*Supplied information*.
[Begin]
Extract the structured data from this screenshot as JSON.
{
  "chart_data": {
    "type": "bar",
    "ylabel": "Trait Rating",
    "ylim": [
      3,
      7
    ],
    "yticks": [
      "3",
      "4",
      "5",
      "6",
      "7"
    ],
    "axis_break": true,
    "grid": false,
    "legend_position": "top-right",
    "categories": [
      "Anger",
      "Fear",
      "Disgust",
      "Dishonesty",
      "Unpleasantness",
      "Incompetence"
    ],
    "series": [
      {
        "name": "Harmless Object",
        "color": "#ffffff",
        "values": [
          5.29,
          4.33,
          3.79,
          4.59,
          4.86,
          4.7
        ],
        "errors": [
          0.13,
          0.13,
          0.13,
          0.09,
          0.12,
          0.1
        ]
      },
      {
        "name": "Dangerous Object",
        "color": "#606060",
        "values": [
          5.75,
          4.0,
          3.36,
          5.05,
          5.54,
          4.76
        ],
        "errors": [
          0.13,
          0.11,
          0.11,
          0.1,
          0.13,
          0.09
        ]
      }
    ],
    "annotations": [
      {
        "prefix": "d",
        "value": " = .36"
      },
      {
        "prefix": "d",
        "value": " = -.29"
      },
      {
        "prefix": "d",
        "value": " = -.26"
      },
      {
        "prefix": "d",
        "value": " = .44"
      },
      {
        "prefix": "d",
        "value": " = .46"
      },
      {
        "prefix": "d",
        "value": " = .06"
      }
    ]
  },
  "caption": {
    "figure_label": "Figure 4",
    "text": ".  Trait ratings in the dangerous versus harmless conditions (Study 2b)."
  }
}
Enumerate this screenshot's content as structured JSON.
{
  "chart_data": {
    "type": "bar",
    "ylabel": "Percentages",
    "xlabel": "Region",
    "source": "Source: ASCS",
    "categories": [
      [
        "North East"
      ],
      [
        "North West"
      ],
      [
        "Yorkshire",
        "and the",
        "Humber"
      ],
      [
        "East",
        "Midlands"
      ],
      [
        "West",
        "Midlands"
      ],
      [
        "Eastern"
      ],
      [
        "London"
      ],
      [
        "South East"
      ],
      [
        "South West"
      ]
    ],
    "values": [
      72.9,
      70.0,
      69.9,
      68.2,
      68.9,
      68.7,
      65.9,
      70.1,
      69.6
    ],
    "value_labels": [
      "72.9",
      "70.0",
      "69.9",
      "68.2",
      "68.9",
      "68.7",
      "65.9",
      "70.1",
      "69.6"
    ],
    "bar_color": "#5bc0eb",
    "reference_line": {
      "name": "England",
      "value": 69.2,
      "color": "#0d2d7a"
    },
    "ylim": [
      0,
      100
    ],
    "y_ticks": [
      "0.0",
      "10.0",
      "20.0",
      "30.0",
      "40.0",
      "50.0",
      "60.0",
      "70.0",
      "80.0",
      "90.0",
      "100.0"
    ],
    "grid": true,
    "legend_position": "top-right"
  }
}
[End]
*Task directions*. Copy, from the material, each line that holds the string "name".

*Correct output*.
        "name": "Harmless Object",
        "name": "Dangerous Object",
      "name": "England",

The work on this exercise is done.